**REQUEST**
The data below must be copied in full and without any change.

**RECORDS**
################
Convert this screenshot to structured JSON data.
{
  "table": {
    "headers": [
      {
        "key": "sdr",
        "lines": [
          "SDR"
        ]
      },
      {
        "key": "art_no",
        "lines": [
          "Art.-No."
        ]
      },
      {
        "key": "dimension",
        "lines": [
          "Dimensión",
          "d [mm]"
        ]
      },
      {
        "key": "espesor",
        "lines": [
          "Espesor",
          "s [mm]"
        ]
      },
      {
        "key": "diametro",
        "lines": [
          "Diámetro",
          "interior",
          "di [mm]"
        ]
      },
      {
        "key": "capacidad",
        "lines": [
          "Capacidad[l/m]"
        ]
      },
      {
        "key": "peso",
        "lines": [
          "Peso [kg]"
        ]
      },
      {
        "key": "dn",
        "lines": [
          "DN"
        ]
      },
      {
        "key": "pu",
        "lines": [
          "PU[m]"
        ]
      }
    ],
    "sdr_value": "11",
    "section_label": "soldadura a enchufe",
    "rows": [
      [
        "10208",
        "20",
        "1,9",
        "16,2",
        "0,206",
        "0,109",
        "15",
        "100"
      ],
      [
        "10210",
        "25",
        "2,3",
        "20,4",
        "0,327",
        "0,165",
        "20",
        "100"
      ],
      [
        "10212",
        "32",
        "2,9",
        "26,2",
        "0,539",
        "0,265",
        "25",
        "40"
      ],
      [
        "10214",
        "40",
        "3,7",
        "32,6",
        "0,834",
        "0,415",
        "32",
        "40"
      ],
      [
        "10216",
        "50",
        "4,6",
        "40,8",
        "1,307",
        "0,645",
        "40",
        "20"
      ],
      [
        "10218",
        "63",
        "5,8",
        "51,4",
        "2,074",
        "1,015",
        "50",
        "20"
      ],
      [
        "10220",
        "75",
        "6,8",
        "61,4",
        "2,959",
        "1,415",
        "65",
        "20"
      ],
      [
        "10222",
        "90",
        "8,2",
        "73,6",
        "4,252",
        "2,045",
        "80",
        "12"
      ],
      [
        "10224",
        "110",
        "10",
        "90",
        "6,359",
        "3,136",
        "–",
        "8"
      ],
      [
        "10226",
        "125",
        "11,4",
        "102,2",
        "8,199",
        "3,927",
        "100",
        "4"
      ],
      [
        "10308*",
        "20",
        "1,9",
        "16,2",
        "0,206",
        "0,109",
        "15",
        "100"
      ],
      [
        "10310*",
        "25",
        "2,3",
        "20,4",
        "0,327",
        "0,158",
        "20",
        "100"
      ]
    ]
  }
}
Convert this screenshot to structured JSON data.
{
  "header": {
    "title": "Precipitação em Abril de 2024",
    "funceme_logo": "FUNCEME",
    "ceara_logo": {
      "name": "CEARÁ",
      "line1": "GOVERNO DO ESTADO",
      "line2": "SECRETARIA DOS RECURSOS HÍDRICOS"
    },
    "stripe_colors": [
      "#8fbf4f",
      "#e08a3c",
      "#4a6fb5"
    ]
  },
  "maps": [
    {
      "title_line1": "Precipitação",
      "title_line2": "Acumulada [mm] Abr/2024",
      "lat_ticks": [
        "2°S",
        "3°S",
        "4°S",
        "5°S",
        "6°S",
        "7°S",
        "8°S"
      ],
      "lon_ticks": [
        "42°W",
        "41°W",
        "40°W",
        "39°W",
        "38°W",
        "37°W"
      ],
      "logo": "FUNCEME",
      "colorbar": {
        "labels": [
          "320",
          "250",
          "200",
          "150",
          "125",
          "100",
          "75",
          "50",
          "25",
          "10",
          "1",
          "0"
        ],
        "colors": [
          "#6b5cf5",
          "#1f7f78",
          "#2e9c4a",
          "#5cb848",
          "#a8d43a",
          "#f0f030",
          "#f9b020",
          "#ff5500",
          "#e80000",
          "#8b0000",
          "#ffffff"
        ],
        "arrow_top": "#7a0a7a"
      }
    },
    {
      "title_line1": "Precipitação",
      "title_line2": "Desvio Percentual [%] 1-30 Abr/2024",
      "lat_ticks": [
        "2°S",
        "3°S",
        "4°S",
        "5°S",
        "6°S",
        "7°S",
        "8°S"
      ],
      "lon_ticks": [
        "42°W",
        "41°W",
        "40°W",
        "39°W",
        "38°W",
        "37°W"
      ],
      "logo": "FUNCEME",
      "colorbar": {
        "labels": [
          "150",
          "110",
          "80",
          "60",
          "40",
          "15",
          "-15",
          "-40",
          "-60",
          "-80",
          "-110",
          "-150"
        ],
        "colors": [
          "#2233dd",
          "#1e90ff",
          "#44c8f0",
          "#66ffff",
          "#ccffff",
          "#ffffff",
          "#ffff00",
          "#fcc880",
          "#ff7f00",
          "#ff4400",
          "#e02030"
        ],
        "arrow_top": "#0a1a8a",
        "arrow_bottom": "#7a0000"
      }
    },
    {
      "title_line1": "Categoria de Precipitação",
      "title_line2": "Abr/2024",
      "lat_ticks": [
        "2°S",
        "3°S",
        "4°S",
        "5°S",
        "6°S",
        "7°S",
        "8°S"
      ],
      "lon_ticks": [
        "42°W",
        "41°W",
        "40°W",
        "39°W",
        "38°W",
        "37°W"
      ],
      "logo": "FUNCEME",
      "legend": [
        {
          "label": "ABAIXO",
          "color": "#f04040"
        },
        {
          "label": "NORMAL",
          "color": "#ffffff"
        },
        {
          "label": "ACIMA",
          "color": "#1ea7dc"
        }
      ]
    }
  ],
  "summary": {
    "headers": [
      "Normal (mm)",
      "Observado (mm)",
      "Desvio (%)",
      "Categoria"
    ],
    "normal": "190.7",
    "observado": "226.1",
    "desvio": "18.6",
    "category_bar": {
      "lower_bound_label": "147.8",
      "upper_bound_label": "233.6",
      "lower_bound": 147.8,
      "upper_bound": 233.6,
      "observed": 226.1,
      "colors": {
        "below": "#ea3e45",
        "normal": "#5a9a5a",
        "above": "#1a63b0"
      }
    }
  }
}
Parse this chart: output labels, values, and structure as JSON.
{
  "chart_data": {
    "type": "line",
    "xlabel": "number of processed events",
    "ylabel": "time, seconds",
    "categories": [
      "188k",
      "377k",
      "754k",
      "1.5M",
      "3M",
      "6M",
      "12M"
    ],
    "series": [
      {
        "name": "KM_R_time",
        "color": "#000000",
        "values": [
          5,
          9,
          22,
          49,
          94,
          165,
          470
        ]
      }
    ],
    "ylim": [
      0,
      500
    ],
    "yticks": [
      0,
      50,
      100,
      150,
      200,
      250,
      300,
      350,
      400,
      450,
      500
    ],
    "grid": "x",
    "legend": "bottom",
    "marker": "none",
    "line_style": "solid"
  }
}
################
**SOLVED PROBLEM**
Convert this screenshot to structured JSON data.
{
  "table": {
    "headers": [
      {
        "key": "sdr",
        "lines": [
          "SDR"
        ]
      },
      {
        "key": "art_no",
        "lines": [
          "Art.-No."
        ]
      },
      {
        "key": "dimension",
        "lines": [
          "Dimensión",
          "d [mm]"
        ]
      },
      {
        "key": "espesor",
        "lines": [
          "Espesor",
          "s [mm]"
        ]
      },
      {
        "key": "diametro",
        "lines": [
          "Diámetro",
          "interior",
          "di [mm]"
        ]
      },
      {
        "key": "capacidad",
        "lines": [
          "Capacidad[l/m]"
        ]
      },
      {
        "key": "peso",
        "lines": [
          "Peso [kg]"
        ]
      },
      {
        "key": "dn",
        "lines": [
          "DN"
        ]
      },
      {
        "key": "pu",
        "lines": [
          "PU[m]"
        ]
      }
    ],
    "sdr_value": "11",
    "section_label": "soldadura a enchufe",
    "rows": [
      [
        "10208",
        "20",
        "1,9",
        "16,2",
        "0,206",
        "0,109",
        "15",
        "100"
      ],
      [
        "10210",
        "25",
        "2,3",
        "20,4",
        "0,327",
        "0,165",
        "20",
        "100"
      ],
      [
        "10212",
        "32",
        "2,9",
        "26,2",
        "0,539",
        "0,265",
        "25",
        "40"
      ],
      [
        "10214",
        "40",
        "3,7",
        "32,6",
        "0,834",
        "0,415",
        "32",
        "40"
      ],
      [
        "10216",
        "50",
        "4,6",
        "40,8",
        "1,307",
        "0,645",
        "40",
        "20"
      ],
      [
        "10218",
        "63",
        "5,8",
        "51,4",
        "2,074",
        "1,015",
        "50",
        "20"
      ],
      [
        "10220",
        "75",
        "6,8",
        "61,4",
        "2,959",
        "1,415",
        "65",
        "20"
      ],
      [
        "10222",
        "90",
        "8,2",
        "73,6",
        "4,252",
        "2,045",
        "80",
        "12"
      ],
      [
        "10224",
        "110",
        "10",
        "90",
        "6,359",
        "3,136",
        "–",
        "8"
      ],
      [
        "10226",
        "125",
        "11,4",
        "102,2",
        "8,199",
        "3,927",
        "100",
        "4"
      ],
      [
        "10308*",
        "20",
        "1,9",
        "16,2",
        "0,206",
        "0,109",
        "15",
        "100"
      ],
      [
        "10310*",
        "25",
        "2,3",
        "20,4",
        "0,327",
        "0,158",
        "20",
        "100"
      ]
    ]
  }
}
Convert this screenshot to structured JSON data.
{
  "header": {
    "title": "Precipitação em Abril de 2024",
    "funceme_logo": "FUNCEME",
    "ceara_logo": {
      "name": "CEARÁ",
      "line1": "GOVERNO DO ESTADO",
      "line2": "SECRETARIA DOS RECURSOS HÍDRICOS"
    },
    "stripe_colors": [
      "#8fbf4f",
      "#e08a3c",
      "#4a6fb5"
    ]
  },
  "maps": [
    {
      "title_line1": "Precipitação",
      "title_line2": "Acumulada [mm] Abr/2024",
      "lat_ticks": [
        "2°S",
        "3°S",
        "4°S",
        "5°S",
        "6°S",
        "7°S",
        "8°S"
      ],
      "lon_ticks": [
        "42°W",
        "41°W",
        "40°W",
        "39°W",
        "38°W",
        "37°W"
      ],
      "logo": "FUNCEME",
      "colorbar": {
        "labels": [
          "320",
          "250",
          "200",
          "150",
          "125",
          "100",
          "75",
          "50",
          "25",
          "10",
          "1",
          "0"
        ],
        "colors": [
          "#6b5cf5",
          "#1f7f78",
          "#2e9c4a",
          "#5cb848",
          "#a8d43a",
          "#f0f030",
          "#f9b020",
          "#ff5500",
          "#e80000",
          "#8b0000",
          "#ffffff"
        ],
        "arrow_top": "#7a0a7a"
      }
    },
    {
      "title_line1": "Precipitação",
      "title_line2": "Desvio Percentual [%] 1-30 Abr/2024",
      "lat_ticks": [
        "2°S",
        "3°S",
        "4°S",
        "5°S",
        "6°S",
        "7°S",
        "8°S"
      ],
      "lon_ticks": [
        "42°W",
        "41°W",
        "40°W",
        "39°W",
        "38°W",
        "37°W"
      ],
      "logo": "FUNCEME",
      "colorbar": {
        "labels": [
          "150",
          "110",
          "80",
          "60",
          "40",
          "15",
          "-15",
          "-40",
          "-60",
          "-80",
          "-110",
          "-150"
        ],
        "colors": [
          "#2233dd",
          "#1e90ff",
          "#44c8f0",
          "#66ffff",
          "#ccffff",
          "#ffffff",
          "#ffff00",
          "#fcc880",
          "#ff7f00",
          "#ff4400",
          "#e02030"
        ],
        "arrow_top": "#0a1a8a",
        "arrow_bottom": "#7a0000"
      }
    },
    {
      "title_line1": "Categoria de Precipitação",
      "title_line2": "Abr/2024",
      "lat_ticks": [
        "2°S",
        "3°S",
        "4°S",
        "5°S",
        "6°S",
        "7°S",
        "8°S"
      ],
      "lon_ticks": [
        "42°W",
        "41°W",
        "40°W",
        "39°W",
        "38°W",
        "37°W"
      ],
      "logo": "FUNCEME",
      "legend": [
        {
          "label": "ABAIXO",
          "color": "#f04040"
        },
        {
          "label": "NORMAL",
          "color": "#ffffff"
        },
        {
          "label": "ACIMA",
          "color": "#1ea7dc"
        }
      ]
    }
  ],
  "summary": {
    "headers": [
      "Normal (mm)",
      "Observado (mm)",
      "Desvio (%)",
      "Categoria"
    ],
    "normal": "190.7",
    "observado": "226.1",
    "desvio": "18.6",
    "category_bar": {
      "lower_bound_label": "147.8",
      "upper_bound_label": "233.6",
      "lower_bound": 147.8,
      "upper_bound": 233.6,
      "observed": 226.1,
      "colors": {
        "below": "#ea3e45",
        "normal": "#5a9a5a",
        "above": "#1a63b0"
      }
    }
  }
}
Parse this chart: output labels, values, and structure as JSON.
{
  "chart_data": {
    "type": "line",
    "xlabel": "number of processed events",
    "ylabel": "time, seconds",
    "categories": [
      "188k",
      "377k",
      "754k",
      "1.5M",
      "3M",
      "6M",
      "12M"
    ],
    "series": [
      {
        "name": "KM_R_time",
        "color": "#000000",
        "values": [
          5,
          9,
          22,
          49,
          94,
          165,
          470
        ]
      }
    ],
    "ylim": [
      0,
      500
    ],
    "yticks": [
      0,
      50,
      100,
      150,
      200,
      250,
      300,
      350,
      400,
      450,
      500
    ],
    "grid": "x",
    "legend": "bottom",
    "marker": "none",
    "line_style": "solid"
  }
}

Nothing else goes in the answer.